> [Material to process]
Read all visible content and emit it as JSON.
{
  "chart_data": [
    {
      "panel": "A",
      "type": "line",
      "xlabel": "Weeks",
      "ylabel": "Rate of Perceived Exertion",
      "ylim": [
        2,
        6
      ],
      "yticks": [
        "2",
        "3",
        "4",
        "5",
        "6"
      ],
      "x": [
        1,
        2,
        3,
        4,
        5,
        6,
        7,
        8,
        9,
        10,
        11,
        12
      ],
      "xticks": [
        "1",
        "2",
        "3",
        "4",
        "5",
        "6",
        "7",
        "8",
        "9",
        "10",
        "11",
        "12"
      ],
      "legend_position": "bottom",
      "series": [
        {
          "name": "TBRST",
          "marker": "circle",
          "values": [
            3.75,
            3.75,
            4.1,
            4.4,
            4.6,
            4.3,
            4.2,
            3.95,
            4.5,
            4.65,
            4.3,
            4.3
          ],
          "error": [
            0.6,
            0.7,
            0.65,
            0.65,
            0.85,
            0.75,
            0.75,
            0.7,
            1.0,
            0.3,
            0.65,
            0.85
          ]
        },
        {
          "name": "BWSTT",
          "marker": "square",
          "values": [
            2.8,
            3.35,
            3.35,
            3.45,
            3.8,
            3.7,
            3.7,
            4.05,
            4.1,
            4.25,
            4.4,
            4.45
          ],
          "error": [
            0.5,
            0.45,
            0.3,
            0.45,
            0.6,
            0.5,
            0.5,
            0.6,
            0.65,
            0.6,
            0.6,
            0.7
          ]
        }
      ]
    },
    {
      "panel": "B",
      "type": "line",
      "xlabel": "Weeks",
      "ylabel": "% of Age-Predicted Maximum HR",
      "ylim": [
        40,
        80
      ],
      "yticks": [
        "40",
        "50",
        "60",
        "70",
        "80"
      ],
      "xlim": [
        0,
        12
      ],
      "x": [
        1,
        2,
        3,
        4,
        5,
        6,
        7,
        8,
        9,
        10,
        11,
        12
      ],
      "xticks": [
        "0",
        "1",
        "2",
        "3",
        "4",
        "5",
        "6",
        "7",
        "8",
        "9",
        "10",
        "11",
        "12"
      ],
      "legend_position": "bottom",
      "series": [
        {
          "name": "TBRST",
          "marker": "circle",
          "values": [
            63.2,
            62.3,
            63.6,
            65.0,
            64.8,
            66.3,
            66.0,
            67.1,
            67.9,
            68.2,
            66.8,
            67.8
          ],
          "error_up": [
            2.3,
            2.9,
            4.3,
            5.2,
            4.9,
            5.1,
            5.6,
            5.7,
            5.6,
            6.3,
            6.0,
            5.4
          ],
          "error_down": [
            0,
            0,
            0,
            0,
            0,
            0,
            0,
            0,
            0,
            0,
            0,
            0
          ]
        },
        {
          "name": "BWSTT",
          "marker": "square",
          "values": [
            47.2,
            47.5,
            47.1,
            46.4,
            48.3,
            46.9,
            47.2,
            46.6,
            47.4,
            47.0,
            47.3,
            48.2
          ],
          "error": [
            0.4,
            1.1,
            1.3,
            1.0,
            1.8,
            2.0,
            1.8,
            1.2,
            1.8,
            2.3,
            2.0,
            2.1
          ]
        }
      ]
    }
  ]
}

> [What you have to do]
Retype the material in full. Each word must match.

> [The response]
Read all visible content and emit it as JSON.
{
  "chart_data": [
    {
      "panel": "A",
      "type": "line",
      "xlabel": "Weeks",
      "ylabel": "Rate of Perceived Exertion",
      "ylim": [
        2,
        6
      ],
      "yticks": [
        "2",
        "3",
        "4",
        "5",
        "6"
      ],
      "x": [
        1,
        2,
        3,
        4,
        5,
        6,
        7,
        8,
        9,
        10,
        11,
        12
      ],
      "xticks": [
        "1",
        "2",
        "3",
        "4",
        "5",
        "6",
        "7",
        "8",
        "9",
        "10",
        "11",
        "12"
      ],
      "legend_position": "bottom",
      "series": [
        {
          "name": "TBRST",
          "marker": "circle",
          "values": [
            3.75,
            3.75,
            4.1,
            4.4,
            4.6,
            4.3,
            4.2,
            3.95,
            4.5,
            4.65,
            4.3,
            4.3
          ],
          "error": [
            0.6,
            0.7,
            0.65,
            0.65,
            0.85,
            0.75,
            0.75,
            0.7,
            1.0,
            0.3,
            0.65,
            0.85
          ]
        },
        {
          "name": "BWSTT",
          "marker": "square",
          "values": [
            2.8,
            3.35,
            3.35,
            3.45,
            3.8,
            3.7,
            3.7,
            4.05,
            4.1,
            4.25,
            4.4,
            4.45
          ],
          "error": [
            0.5,
            0.45,
            0.3,
            0.45,
            0.6,
            0.5,
            0.5,
            0.6,
            0.65,
            0.6,
            0.6,
            0.7
          ]
        }
      ]
    },
    {
      "panel": "B",
      "type": "line",
      "xlabel": "Weeks",
      "ylabel": "% of Age-Predicted Maximum HR",
      "ylim": [
        40,
        80
      ],
      "yticks": [
        "40",
        "50",
        "60",
        "70",
        "80"
      ],
      "xlim": [
        0,
        12
      ],
      "x": [
        1,
        2,
        3,
        4,
        5,
        6,
        7,
        8,
        9,
        10,
        11,
        12
      ],
      "xticks": [
        "0",
        "1",
        "2",
        "3",
        "4",
        "5",
        "6",
        "7",
        "8",
        "9",
        "10",
        "11",
        "12"
      ],
      "legend_position": "bottom",
      "series": [
        {
          "name": "TBRST",
          "marker": "circle",
          "values": [
            63.2,
            62.3,
            63.6,
            65.0,
            64.8,
            66.3,
            66.0,
            67.1,
            67.9,
            68.2,
            66.8,
            67.8
          ],
          "error_up": [
            2.3,
            2.9,
            4.3,
            5.2,
            4.9,
            5.1,
            5.6,
            5.7,
            5.6,
            6.3,
            6.0,
            5.4
          ],
          "error_down": [
            0,
            0,
            0,
            0,
            0,
            0,
            0,
            0,
            0,
            0,
            0,
            0
          ]
        },
        {
          "name": "BWSTT",
          "marker": "square",
          "values": [
            47.2,
            47.5,
            47.1,
            46.4,
            48.3,
            46.9,
            47.2,
            46.6,
            47.4,
            47.0,
            47.3,
            48.2
          ],
          "error": [
            0.4,
            1.1,
            1.3,
            1.0,
            1.8,
            2.0,
            1.8,
            1.2,
            1.8,
            2.3,
            2.0,
            2.1
          ]
        }
      ]
    }
  ]
}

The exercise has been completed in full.